Collected data entries
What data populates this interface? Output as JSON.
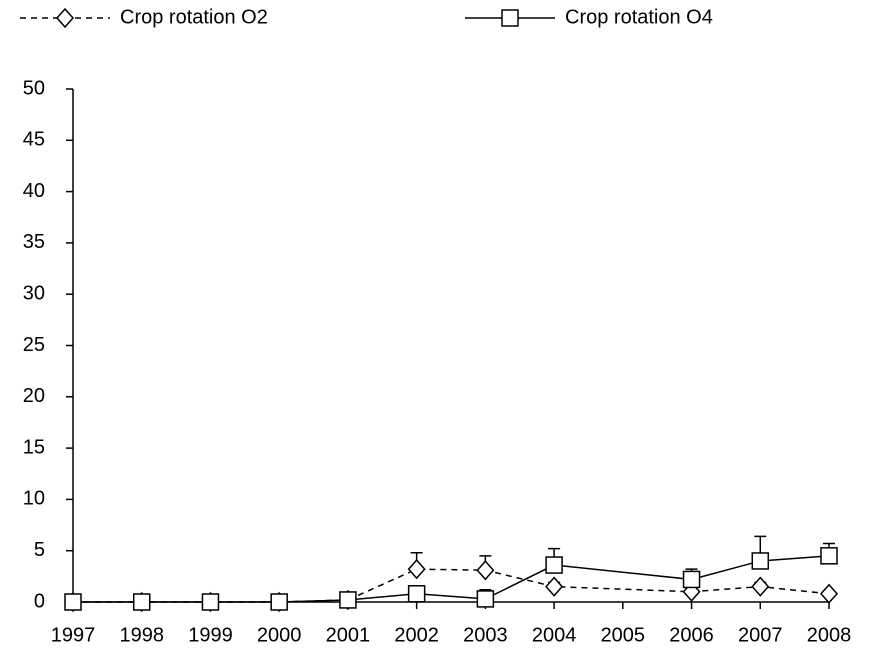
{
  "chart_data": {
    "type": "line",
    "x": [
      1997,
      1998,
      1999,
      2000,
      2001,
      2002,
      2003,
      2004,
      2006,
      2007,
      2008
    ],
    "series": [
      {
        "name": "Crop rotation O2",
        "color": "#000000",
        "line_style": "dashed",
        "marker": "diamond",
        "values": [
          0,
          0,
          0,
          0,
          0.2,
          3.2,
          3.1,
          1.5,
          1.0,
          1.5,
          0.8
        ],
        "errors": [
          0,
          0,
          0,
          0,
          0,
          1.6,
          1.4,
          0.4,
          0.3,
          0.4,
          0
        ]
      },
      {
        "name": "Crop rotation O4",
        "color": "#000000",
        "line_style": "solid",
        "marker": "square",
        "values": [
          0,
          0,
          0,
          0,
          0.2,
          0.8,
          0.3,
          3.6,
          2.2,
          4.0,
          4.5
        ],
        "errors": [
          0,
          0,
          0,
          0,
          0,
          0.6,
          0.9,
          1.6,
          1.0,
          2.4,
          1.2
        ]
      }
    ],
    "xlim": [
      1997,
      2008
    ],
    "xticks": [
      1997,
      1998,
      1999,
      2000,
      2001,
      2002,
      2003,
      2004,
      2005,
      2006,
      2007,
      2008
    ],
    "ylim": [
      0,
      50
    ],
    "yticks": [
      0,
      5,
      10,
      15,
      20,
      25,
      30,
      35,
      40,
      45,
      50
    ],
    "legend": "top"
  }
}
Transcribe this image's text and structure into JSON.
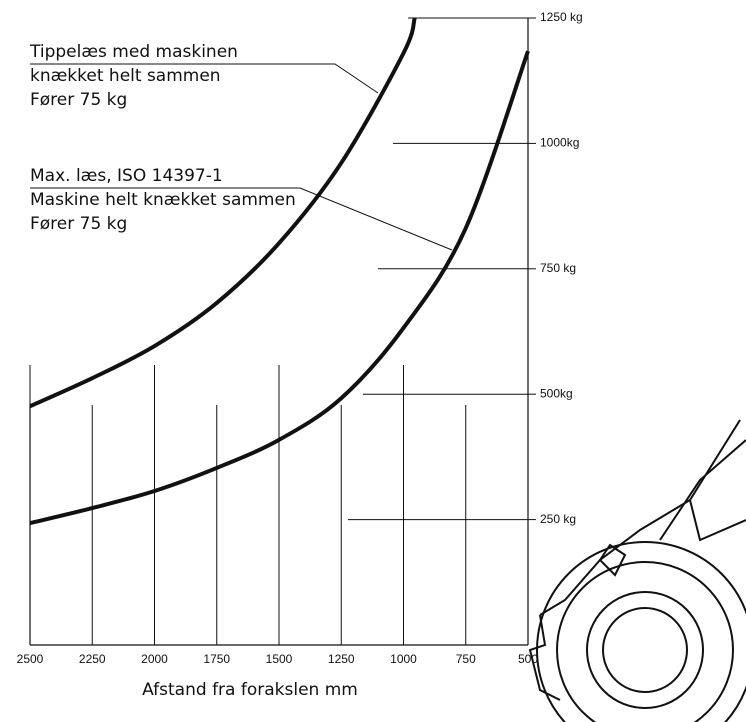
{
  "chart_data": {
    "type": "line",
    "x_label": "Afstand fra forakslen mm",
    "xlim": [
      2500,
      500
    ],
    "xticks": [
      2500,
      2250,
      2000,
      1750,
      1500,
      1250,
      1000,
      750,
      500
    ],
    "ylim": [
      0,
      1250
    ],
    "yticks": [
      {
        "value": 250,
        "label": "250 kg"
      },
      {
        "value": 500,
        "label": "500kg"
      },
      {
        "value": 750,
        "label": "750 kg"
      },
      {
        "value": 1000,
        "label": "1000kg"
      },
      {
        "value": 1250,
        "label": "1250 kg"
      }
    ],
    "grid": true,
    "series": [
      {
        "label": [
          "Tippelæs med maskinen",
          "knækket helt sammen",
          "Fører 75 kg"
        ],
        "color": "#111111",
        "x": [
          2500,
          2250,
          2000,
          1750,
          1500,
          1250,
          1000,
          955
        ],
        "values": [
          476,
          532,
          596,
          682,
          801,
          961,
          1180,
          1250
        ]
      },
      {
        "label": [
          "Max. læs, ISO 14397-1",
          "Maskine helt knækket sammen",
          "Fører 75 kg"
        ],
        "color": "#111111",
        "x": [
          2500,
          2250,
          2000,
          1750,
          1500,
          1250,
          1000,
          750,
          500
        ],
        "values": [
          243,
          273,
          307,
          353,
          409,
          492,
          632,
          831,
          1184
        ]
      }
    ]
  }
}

_SET TASK_: Repeat the data exactly, excluding the pictures.

_SOLUTION FOR THIS EXERCISE_:
What data populates this interface? Output as JSON.
{
  "chart_data": {
    "type": "line",
    "x": [
      1997,
      1998,
      1999,
      2000,
      2001,
      2002,
      2003,
      2004,
      2006,
      2007,
      2008
    ],
    "series": [
      {
        "name": "Crop rotation O2",
        "color": "#000000",
        "line_style": "dashed",
        "marker": "diamond",
        "values": [
          0,
          0,
          0,
          0,
          0.2,
          3.2,
          3.1,
          1.5,
          1.0,
          1.5,
          0.8
        ],
        "errors": [
          0,
          0,
          0,
          0,
          0,
          1.6,
          1.4,
          0.4,
          0.3,
          0.4,
          0
        ]
      },
      {
        "name": "Crop rotation O4",
        "color": "#000000",
        "line_style": "solid",
        "marker": "square",
        "values": [
          0,
          0,
          0,
          0,
          0.2,
          0.8,
          0.3,
          3.6,
          2.2,
          4.0,
          4.5
        ],
        "errors": [
          0,
          0,
          0,
          0,
          0,
          0.6,
          0.9,
          1.6,
          1.0,
          2.4,
          1.2
        ]
      }
    ],
    "xlim": [
      1997,
      2008
    ],
    "xticks": [
      1997,
      1998,
      1999,
      2000,
      2001,
      2002,
      2003,
      2004,
      2005,
      2006,
      2007,
      2008
    ],
    "ylim": [
      0,
      50
    ],
    "yticks": [
      0,
      5,
      10,
      15,
      20,
      25,
      30,
      35,
      40,
      45,
      50
    ],
    "legend": "top"
  }
}
Transcribe this image's text and structure into JSON.
{
  "chart_data": {
    "type": "line",
    "x_label": "Afstand fra forakslen mm",
    "xlim": [
      2500,
      500
    ],
    "xticks": [
      2500,
      2250,
      2000,
      1750,
      1500,
      1250,
      1000,
      750,
      500
    ],
    "ylim": [
      0,
      1250
    ],
    "yticks": [
      {
        "value": 250,
        "label": "250 kg"
      },
      {
        "value": 500,
        "label": "500kg"
      },
      {
        "value": 750,
        "label": "750 kg"
      },
      {
        "value": 1000,
        "label": "1000kg"
      },
      {
        "value": 1250,
        "label": "1250 kg"
      }
    ],
    "grid": true,
    "series": [
      {
        "label": [
          "Tippelæs med maskinen",
          "knækket helt sammen",
          "Fører 75 kg"
        ],
        "color": "#111111",
        "x": [
          2500,
          2250,
          2000,
          1750,
          1500,
          1250,
          1000,
          955
        ],
        "values": [
          476,
          532,
          596,
          682,
          801,
          961,
          1180,
          1250
        ]
      },
      {
        "label": [
          "Max. læs, ISO 14397-1",
          "Maskine helt knækket sammen",
          "Fører 75 kg"
        ],
        "color": "#111111",
        "x": [
          2500,
          2250,
          2000,
          1750,
          1500,
          1250,
          1000,
          750,
          500
        ],
        "values": [
          243,
          273,
          307,
          353,
          409,
          492,
          632,
          831,
          1184
        ]
      }
    ]
  }
}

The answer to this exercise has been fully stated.